▶ [Short task]: Exclude the pictures and return every line exactly as written.

[Stored records]
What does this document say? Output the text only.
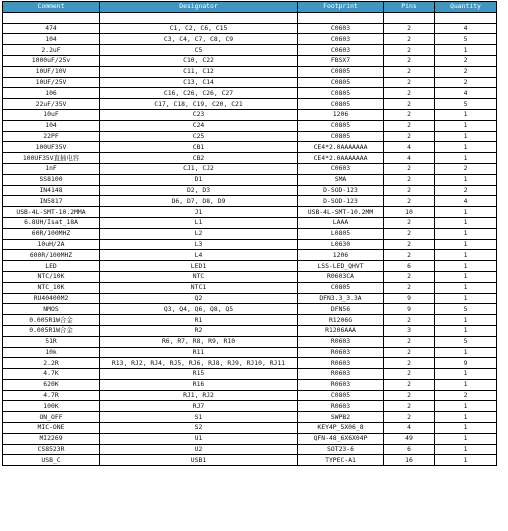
Comment	Designator	Footprint	Pins	Quantity

474	C1, C2, C6, C15	C0603	2	4
104	C3, C4, C7, C8, C9	C0603	2	5
2.2uF	C5	C0603	2	1
1000uF/25v	C10, C22	FBSX7	2	2
10UF/10V	C11, C12	C0805	2	2
10UF/25V	C13, C14	C0805	2	2
106	C16, C26, C26, C27	C0805	2	4
22uF/35V	C17, C18, C19, C20, C21	C0805	2	5
10uF	C23	1206	2	1
104	C24	C0805	2	1
22PF	C25	C0805	2	1
100UF35V	CB1	CE4*2.0AAAAAAA	4	1
100UF35V直插电容	CB2	CE4*2.0AAAAAAA	4	1
1nF	CJ1, CJ2	C0603	2	2
SS8100	D1	SMA	2	1
IN4148	D2, D3	D-SOD-123	2	2
IN5817	D6, D7, D8, D9	D-SOD-123	2	4
USB-4L-SMT-10.2MMA	J1	USB-4L-SMT-10.2MM	10	1
6.8UH/Isat_18A	L1	LAAA	2	1
60R/100MHZ	L2	L0805	2	1
10uH/2A	L3	L0630	2	1
600R/100MHZ	L4	1206	2	1
LED	LED1	LSS-LED_QHVT	6	1
NTC/10K	NTC	R0603CA	2	1
NTC_10K	NTC1	C0805	2	1
RU40400M2	Q2	DFN3.3_3.3A	9	1
NMOS	Q3, Q4, Q6, Q8, Q5	DFN56	9	5
0.005R1W合金	R1	R1206G	2	1
0.005R1W合金	R2	R1206AAA	3	1
51R	R6, R7, R8, R9, R10	R0603	2	5
10k	R11	R0603	2	1
2.2R	R13, RJ2, RJ4, RJ5, RJ6, RJ8, RJ9, RJ10, RJ11	R0603	2	9
4.7K	R15	R0603	2	1
620K	R16	R0603	2	1
4.7R	RJ1, RJ2	C0805	2	2
100K	RJ7	R0603	2	1
ON_OFF	S1	SWPB2	2	1
MIC-ONE	S2	KEY4P_5X06_8	4	1
MI2269	U1	QFN-48_6X6X04P	49	1
CS8523R	U2	SOT23-6	6	1
USB_C	USB1	TYPEC-A1	16	1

▶ [Answer to this task]:
What does this document say? Output the text only.
Comment	Designator	Footprint	Pins	Quantity

474	C1, C2, C6, C15	C0603	2	4
104	C3, C4, C7, C8, C9	C0603	2	5
2.2uF	C5	C0603	2	1
1000uF/25v	C10, C22	FBSX7	2	2
10UF/10V	C11, C12	C0805	2	2
10UF/25V	C13, C14	C0805	2	2
106	C16, C26, C26, C27	C0805	2	4
22uF/35V	C17, C18, C19, C20, C21	C0805	2	5
10uF	C23	1206	2	1
104	C24	C0805	2	1
22PF	C25	C0805	2	1
100UF35V	CB1	CE4*2.0AAAAAAA	4	1
100UF35V直插电容	CB2	CE4*2.0AAAAAAA	4	1
1nF	CJ1, CJ2	C0603	2	2
SS8100	D1	SMA	2	1
IN4148	D2, D3	D-SOD-123	2	2
IN5817	D6, D7, D8, D9	D-SOD-123	2	4
USB-4L-SMT-10.2MMA	J1	USB-4L-SMT-10.2MM	10	1
6.8UH/Isat_18A	L1	LAAA	2	1
60R/100MHZ	L2	L0805	2	1
10uH/2A	L3	L0630	2	1
600R/100MHZ	L4	1206	2	1
LED	LED1	LSS-LED_QHVT	6	1
NTC/10K	NTC	R0603CA	2	1
NTC_10K	NTC1	C0805	2	1
RU40400M2	Q2	DFN3.3_3.3A	9	1
NMOS	Q3, Q4, Q6, Q8, Q5	DFN56	9	5
0.005R1W合金	R1	R1206G	2	1
0.005R1W合金	R2	R1206AAA	3	1
51R	R6, R7, R8, R9, R10	R0603	2	5
10k	R11	R0603	2	1
2.2R	R13, RJ2, RJ4, RJ5, RJ6, RJ8, RJ9, RJ10, RJ11	R0603	2	9
4.7K	R15	R0603	2	1
620K	R16	R0603	2	1
4.7R	RJ1, RJ2	C0805	2	2
100K	RJ7	R0603	2	1
ON_OFF	S1	SWPB2	2	1
MIC-ONE	S2	KEY4P_5X06_8	4	1
MI2269	U1	QFN-48_6X6X04P	49	1
CS8523R	U2	SOT23-6	6	1
USB_C	USB1	TYPEC-A1	16	1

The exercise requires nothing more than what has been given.